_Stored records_
---
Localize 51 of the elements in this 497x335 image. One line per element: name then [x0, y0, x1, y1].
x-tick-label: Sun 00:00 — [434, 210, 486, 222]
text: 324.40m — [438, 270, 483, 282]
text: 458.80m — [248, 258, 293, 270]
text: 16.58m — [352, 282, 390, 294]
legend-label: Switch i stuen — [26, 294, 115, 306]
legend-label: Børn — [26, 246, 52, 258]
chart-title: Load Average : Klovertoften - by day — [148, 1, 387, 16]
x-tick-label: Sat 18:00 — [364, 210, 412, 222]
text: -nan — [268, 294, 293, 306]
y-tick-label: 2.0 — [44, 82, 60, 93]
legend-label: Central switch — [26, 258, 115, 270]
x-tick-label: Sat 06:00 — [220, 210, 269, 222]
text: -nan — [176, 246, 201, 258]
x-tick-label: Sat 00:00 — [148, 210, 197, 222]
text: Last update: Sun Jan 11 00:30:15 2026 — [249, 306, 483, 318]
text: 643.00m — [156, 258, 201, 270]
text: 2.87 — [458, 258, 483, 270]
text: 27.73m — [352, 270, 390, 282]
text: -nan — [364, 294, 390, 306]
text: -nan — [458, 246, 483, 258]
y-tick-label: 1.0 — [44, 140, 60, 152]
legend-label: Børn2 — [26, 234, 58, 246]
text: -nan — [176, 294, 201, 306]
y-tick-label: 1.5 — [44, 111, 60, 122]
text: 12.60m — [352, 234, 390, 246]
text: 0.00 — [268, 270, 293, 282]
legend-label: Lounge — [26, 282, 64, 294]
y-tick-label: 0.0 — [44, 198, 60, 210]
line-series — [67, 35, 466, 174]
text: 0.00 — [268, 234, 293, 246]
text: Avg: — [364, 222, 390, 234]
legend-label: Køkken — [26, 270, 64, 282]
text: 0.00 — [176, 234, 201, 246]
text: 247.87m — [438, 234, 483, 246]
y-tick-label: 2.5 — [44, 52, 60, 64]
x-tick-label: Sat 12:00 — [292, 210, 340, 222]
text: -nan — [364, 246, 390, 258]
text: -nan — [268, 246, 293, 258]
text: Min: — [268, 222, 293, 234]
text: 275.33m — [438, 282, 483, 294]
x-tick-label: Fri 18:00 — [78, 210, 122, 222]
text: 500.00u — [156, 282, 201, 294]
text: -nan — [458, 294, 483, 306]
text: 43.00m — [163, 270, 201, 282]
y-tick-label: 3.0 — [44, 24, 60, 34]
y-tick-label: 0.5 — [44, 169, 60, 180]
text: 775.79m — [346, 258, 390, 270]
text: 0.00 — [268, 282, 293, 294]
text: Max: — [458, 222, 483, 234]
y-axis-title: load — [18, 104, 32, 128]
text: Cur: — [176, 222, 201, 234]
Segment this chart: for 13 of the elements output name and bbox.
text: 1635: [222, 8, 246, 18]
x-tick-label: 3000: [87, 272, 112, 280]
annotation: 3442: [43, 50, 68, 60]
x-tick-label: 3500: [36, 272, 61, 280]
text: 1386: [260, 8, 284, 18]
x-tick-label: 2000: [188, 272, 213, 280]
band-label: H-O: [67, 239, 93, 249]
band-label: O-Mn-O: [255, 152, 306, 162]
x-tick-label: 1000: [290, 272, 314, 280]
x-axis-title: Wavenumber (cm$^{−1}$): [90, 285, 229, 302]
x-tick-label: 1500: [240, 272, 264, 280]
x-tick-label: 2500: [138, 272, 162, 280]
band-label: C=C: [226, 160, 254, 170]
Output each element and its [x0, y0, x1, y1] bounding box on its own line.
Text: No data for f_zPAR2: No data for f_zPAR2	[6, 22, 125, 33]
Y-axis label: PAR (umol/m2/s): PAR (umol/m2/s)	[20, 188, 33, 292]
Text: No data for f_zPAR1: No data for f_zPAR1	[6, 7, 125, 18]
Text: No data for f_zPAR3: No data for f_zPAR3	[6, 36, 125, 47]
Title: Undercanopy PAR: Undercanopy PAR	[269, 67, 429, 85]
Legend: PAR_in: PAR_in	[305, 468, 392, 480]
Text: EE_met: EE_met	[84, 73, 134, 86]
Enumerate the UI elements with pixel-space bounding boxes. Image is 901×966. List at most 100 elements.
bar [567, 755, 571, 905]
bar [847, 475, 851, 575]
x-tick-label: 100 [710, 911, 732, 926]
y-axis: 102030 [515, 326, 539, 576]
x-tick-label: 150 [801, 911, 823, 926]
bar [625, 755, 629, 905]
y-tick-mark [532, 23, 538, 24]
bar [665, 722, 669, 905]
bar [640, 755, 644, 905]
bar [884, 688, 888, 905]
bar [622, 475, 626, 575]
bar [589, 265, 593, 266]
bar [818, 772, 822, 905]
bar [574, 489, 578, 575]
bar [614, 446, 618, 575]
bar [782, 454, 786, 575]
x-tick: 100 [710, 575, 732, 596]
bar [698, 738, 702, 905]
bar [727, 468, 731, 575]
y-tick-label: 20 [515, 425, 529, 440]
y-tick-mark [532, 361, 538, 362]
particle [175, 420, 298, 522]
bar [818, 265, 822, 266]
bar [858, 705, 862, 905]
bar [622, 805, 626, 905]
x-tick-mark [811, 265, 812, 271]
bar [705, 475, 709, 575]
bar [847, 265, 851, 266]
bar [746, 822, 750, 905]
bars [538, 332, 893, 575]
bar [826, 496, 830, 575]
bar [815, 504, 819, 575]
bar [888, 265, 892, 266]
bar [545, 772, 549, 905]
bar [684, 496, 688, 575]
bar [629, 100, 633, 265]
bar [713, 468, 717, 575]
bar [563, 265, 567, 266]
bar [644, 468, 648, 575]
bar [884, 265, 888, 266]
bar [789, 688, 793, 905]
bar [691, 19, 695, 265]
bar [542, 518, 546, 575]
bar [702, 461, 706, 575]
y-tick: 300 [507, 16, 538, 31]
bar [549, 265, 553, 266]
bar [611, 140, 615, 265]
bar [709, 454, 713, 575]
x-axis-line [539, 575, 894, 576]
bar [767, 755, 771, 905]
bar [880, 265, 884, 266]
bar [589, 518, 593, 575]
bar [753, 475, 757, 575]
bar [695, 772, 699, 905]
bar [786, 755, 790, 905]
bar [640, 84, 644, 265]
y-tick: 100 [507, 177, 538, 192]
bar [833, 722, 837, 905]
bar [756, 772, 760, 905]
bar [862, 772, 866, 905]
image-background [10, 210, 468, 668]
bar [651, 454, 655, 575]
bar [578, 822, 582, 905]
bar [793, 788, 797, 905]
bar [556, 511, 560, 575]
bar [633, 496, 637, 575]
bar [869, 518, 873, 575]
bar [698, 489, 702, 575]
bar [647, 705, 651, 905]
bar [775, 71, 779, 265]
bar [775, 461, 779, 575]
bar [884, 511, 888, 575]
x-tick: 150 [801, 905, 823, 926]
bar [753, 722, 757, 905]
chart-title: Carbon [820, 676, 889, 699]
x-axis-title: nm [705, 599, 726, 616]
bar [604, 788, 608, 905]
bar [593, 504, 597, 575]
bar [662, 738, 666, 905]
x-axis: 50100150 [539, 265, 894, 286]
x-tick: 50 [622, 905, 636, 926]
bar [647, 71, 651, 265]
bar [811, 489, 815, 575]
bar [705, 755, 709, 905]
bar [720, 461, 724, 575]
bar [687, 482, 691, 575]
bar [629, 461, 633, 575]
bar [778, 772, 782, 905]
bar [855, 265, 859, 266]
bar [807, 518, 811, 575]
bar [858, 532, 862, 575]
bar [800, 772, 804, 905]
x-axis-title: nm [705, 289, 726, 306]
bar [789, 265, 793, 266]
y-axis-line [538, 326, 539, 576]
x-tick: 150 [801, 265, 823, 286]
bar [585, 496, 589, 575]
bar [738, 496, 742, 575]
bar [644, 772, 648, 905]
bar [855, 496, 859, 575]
---
_WHAT IS EXPECTED_
Please output these lines exactly, every one of them, from first to last.

_TASK SOLUTION_
Localize 51 of the elements in this 497x335 image. One line per element: name then [x0, y0, x1, y1].
x-tick-label: Sun 00:00 — [434, 210, 486, 222]
text: 324.40m — [438, 270, 483, 282]
text: 458.80m — [248, 258, 293, 270]
text: 16.58m — [352, 282, 390, 294]
legend-label: Switch i stuen — [26, 294, 115, 306]
legend-label: Børn — [26, 246, 52, 258]
chart-title: Load Average : Klovertoften - by day — [148, 1, 387, 16]
x-tick-label: Sat 18:00 — [364, 210, 412, 222]
text: -nan — [268, 294, 293, 306]
y-tick-label: 2.0 — [44, 82, 60, 93]
legend-label: Central switch — [26, 258, 115, 270]
x-tick-label: Sat 06:00 — [220, 210, 269, 222]
text: -nan — [176, 246, 201, 258]
x-tick-label: Sat 00:00 — [148, 210, 197, 222]
text: Last update: Sun Jan 11 00:30:15 2026 — [249, 306, 483, 318]
text: 643.00m — [156, 258, 201, 270]
text: 2.87 — [458, 258, 483, 270]
text: 27.73m — [352, 270, 390, 282]
text: -nan — [364, 294, 390, 306]
text: -nan — [458, 246, 483, 258]
y-tick-label: 1.0 — [44, 140, 60, 152]
legend-label: Børn2 — [26, 234, 58, 246]
text: -nan — [176, 294, 201, 306]
y-tick-label: 1.5 — [44, 111, 60, 122]
text: 12.60m — [352, 234, 390, 246]
text: 0.00 — [268, 270, 293, 282]
legend-label: Lounge — [26, 282, 64, 294]
y-tick-label: 0.0 — [44, 198, 60, 210]
line-series — [67, 35, 466, 174]
text: 0.00 — [268, 234, 293, 246]
text: Avg: — [364, 222, 390, 234]
legend-label: Køkken — [26, 270, 64, 282]
text: 0.00 — [176, 234, 201, 246]
text: 247.87m — [438, 234, 483, 246]
y-tick-label: 2.5 — [44, 52, 60, 64]
x-tick-label: Sat 12:00 — [292, 210, 340, 222]
text: -nan — [364, 246, 390, 258]
text: -nan — [268, 246, 293, 258]
text: Min: — [268, 222, 293, 234]
text: 275.33m — [438, 282, 483, 294]
x-tick-label: Fri 18:00 — [78, 210, 122, 222]
text: 500.00u — [156, 282, 201, 294]
text: -nan — [458, 294, 483, 306]
text: 43.00m — [163, 270, 201, 282]
y-tick-label: 3.0 — [44, 24, 60, 34]
y-tick-label: 0.5 — [44, 169, 60, 180]
text: 775.79m — [346, 258, 390, 270]
text: 0.00 — [268, 282, 293, 294]
text: Max: — [458, 222, 483, 234]
y-axis-title: load — [18, 104, 32, 128]
text: Cur: — [176, 222, 201, 234]
Segment this chart: for 13 of the elements output name and bbox.
text: 1635: [222, 8, 246, 18]
x-tick-label: 3000: [87, 272, 112, 280]
annotation: 3442: [43, 50, 68, 60]
x-tick-label: 3500: [36, 272, 61, 280]
text: 1386: [260, 8, 284, 18]
x-tick-label: 2000: [188, 272, 213, 280]
band-label: H-O: [67, 239, 93, 249]
band-label: O-Mn-O: [255, 152, 306, 162]
x-tick-label: 1000: [290, 272, 314, 280]
x-axis-title: Wavenumber (cm$^{−1}$): [90, 285, 229, 302]
x-tick-label: 1500: [240, 272, 264, 280]
x-tick-label: 2500: [138, 272, 162, 280]
band-label: C=C: [226, 160, 254, 170]
Output each element and its [x0, y0, x1, y1] bounding box on its own line.
Text: No data for f_zPAR2: No data for f_zPAR2	[6, 22, 125, 33]
Y-axis label: PAR (umol/m2/s): PAR (umol/m2/s)	[20, 188, 33, 292]
Text: No data for f_zPAR1: No data for f_zPAR1	[6, 7, 125, 18]
Text: No data for f_zPAR3: No data for f_zPAR3	[6, 36, 125, 47]
Title: Undercanopy PAR: Undercanopy PAR	[269, 67, 429, 85]
Legend: PAR_in: PAR_in	[305, 468, 392, 480]
Text: EE_met: EE_met	[84, 73, 134, 86]
Enumerate the UI elements with pixel-space bounding boxes. Image is 901×966. List at most 100 elements.
bar [567, 755, 571, 905]
bar [847, 475, 851, 575]
x-tick-label: 100 [710, 911, 732, 926]
y-axis: 102030 [515, 326, 539, 576]
x-tick-label: 150 [801, 911, 823, 926]
bar [625, 755, 629, 905]
y-tick-mark [532, 23, 538, 24]
bar [665, 722, 669, 905]
bar [640, 755, 644, 905]
bar [884, 688, 888, 905]
bar [622, 475, 626, 575]
bar [589, 265, 593, 266]
bar [818, 772, 822, 905]
bar [574, 489, 578, 575]
bar [614, 446, 618, 575]
bar [782, 454, 786, 575]
x-tick: 100 [710, 575, 732, 596]
bar [698, 738, 702, 905]
bar [727, 468, 731, 575]
y-tick-label: 20 [515, 425, 529, 440]
y-tick-mark [532, 361, 538, 362]
particle [175, 420, 298, 522]
bar [818, 265, 822, 266]
bar [858, 705, 862, 905]
bar [622, 805, 626, 905]
x-tick-mark [811, 265, 812, 271]
bar [705, 475, 709, 575]
bar [847, 265, 851, 266]
bar [746, 822, 750, 905]
bars [538, 332, 893, 575]
bar [826, 496, 830, 575]
bar [815, 504, 819, 575]
bar [888, 265, 892, 266]
bar [545, 772, 549, 905]
bar [684, 496, 688, 575]
bar [629, 100, 633, 265]
bar [713, 468, 717, 575]
bar [563, 265, 567, 266]
bar [644, 468, 648, 575]
bar [884, 265, 888, 266]
bar [789, 688, 793, 905]
bar [691, 19, 695, 265]
bar [542, 518, 546, 575]
bar [702, 461, 706, 575]
y-tick: 300 [507, 16, 538, 31]
bar [549, 265, 553, 266]
bar [611, 140, 615, 265]
bar [709, 454, 713, 575]
x-axis-line [539, 575, 894, 576]
bar [767, 755, 771, 905]
bar [880, 265, 884, 266]
bar [589, 518, 593, 575]
bar [753, 475, 757, 575]
bar [695, 772, 699, 905]
bar [786, 755, 790, 905]
bar [640, 84, 644, 265]
y-tick: 100 [507, 177, 538, 192]
bar [833, 722, 837, 905]
bar [756, 772, 760, 905]
bar [862, 772, 866, 905]
image-background [10, 210, 468, 668]
bar [651, 454, 655, 575]
bar [578, 822, 582, 905]
bar [793, 788, 797, 905]
bar [556, 511, 560, 575]
bar [633, 496, 637, 575]
bar [869, 518, 873, 575]
bar [698, 489, 702, 575]
bar [647, 705, 651, 905]
bar [775, 71, 779, 265]
bar [775, 461, 779, 575]
bar [884, 511, 888, 575]
x-tick: 150 [801, 905, 823, 926]
bar [753, 722, 757, 905]
chart-title: Carbon [820, 676, 889, 699]
x-axis-title: nm [705, 599, 726, 616]
bar [604, 788, 608, 905]
bar [593, 504, 597, 575]
bar [662, 738, 666, 905]
x-axis: 50100150 [539, 265, 894, 286]
x-tick: 50 [622, 905, 636, 926]
bar [647, 71, 651, 265]
bar [811, 489, 815, 575]
bar [705, 755, 709, 905]
bar [720, 461, 724, 575]
bar [687, 482, 691, 575]
bar [629, 461, 633, 575]
bar [778, 772, 782, 905]
bar [855, 265, 859, 266]
bar [807, 518, 811, 575]
bar [858, 532, 862, 575]
bar [800, 772, 804, 905]
x-axis-title: nm [705, 289, 726, 306]
bar [789, 265, 793, 266]
y-axis-line [538, 326, 539, 576]
x-tick: 150 [801, 265, 823, 286]
bar [585, 496, 589, 575]
bar [738, 496, 742, 575]
bar [644, 772, 648, 905]
bar [855, 496, 859, 575]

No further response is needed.